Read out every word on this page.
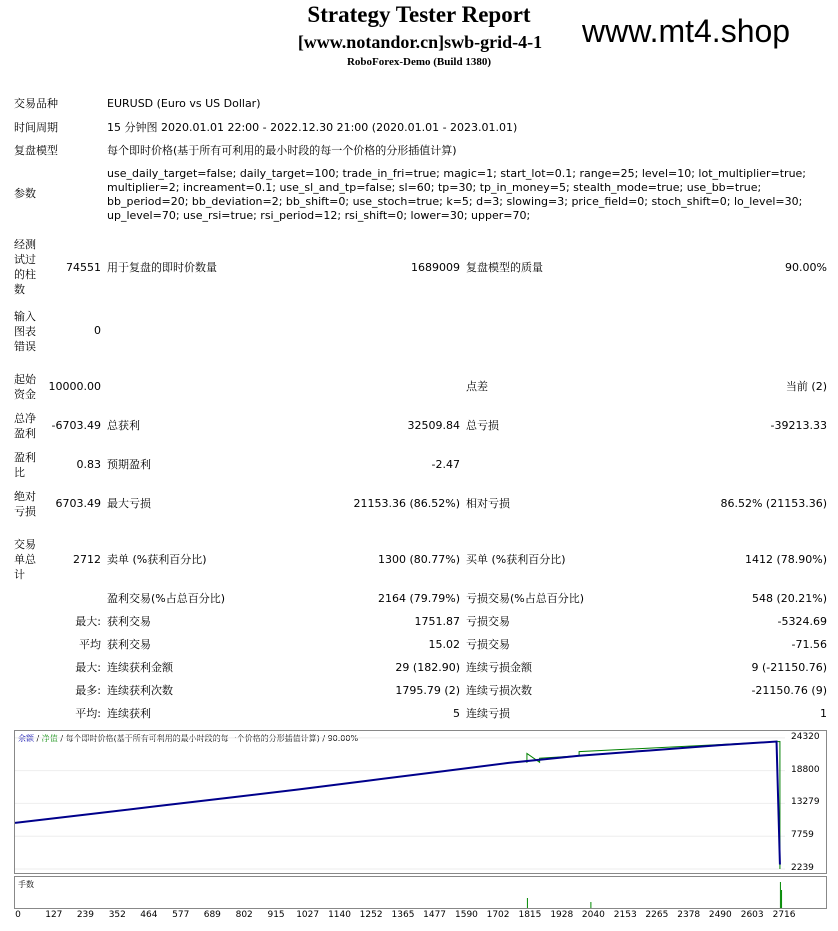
Strategy Tester Report
[www.notandor.cn]swb-grid-4-1
RoboForex-Demo (Build 1380)
www.mt4.shop
交易品种	EURUSD (Euro vs US Dollar)
时间周期	15 分钟图 2020.01.01 22:00 - 2022.12.30 21:00 (2020.01.01 - 2023.01.01)
复盘模型	每个即时价格(基于所有可利用的最小时段的每一个价格的分形插值计算)
参数
use_daily_target=false; daily_target=100; trade_in_fri=true; magic=1; start_lot=0.1; range=25; level=10; lot_multiplier=true; multiplier=2; increament=0.1; use_sl_and_tp=false; sl=60; tp=30; tp_in_money=5; stealth_mode=true; use_bb=true; bb_period=20; bb_deviation=2; bb_shift=0; use_stoch=true; k=5; d=3; slowing=3; price_field=0; stoch_shift=0; lo_level=30; up_level=70; use_rsi=true; rsi_period=12; rsi_shift=0; lower=30; upper=70;
经测试过的柱数
74551 用于复盘的即时价数量	1689009 复盘模型的质量	90.00%
输入图表错误
0
起始资金
10000.00	点差	当前 (2)
总净盈利
-6703.49 总获利	32509.84 总亏损	-39213.33
盈利比
0.83 预期盈利	-2.47
绝对亏损
6703.49 最大亏损	21153.36 (86.52%) 相对亏损	86.52% (21153.36)
交易单总计
2712 卖单 (%获利百分比)	1300 (80.77%) 买单 (%获利百分比)	1412 (78.90%)
盈利交易(%占总百分比)	2164 (79.79%) 亏损交易(%占总百分比)	548 (20.21%)
最大: 获利交易	1751.87 亏损交易	-5324.69
平均 获利交易	15.02 亏损交易	-71.56
最大: 连续获利金额	29 (182.90) 连续亏损金额	9 (-21150.76)
最多: 连续获利次数	1795.79 (2) 连续亏损次数	-21150.76 (9)
平均: 连续获利	5 连续亏损	1
余额 / 净值 / 每个即时价格(基于所有可利用的最小时段的每一个价格的分形插值计算) / 90.00%
手数
24320
18800
13279
7759
2239
0	127 239 352 464 577 689 802 915 1027 1140 1252 1365 1477 1590 1702 1815 1928 2040 2153 2265 2378 2490 2603 2716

::::

**EXERCISE DESCRIPTION:** Only the number is wanted: how many lines in the entries above contain the string "获利交易"?

**REPLY TO THE EXERCISE:** 2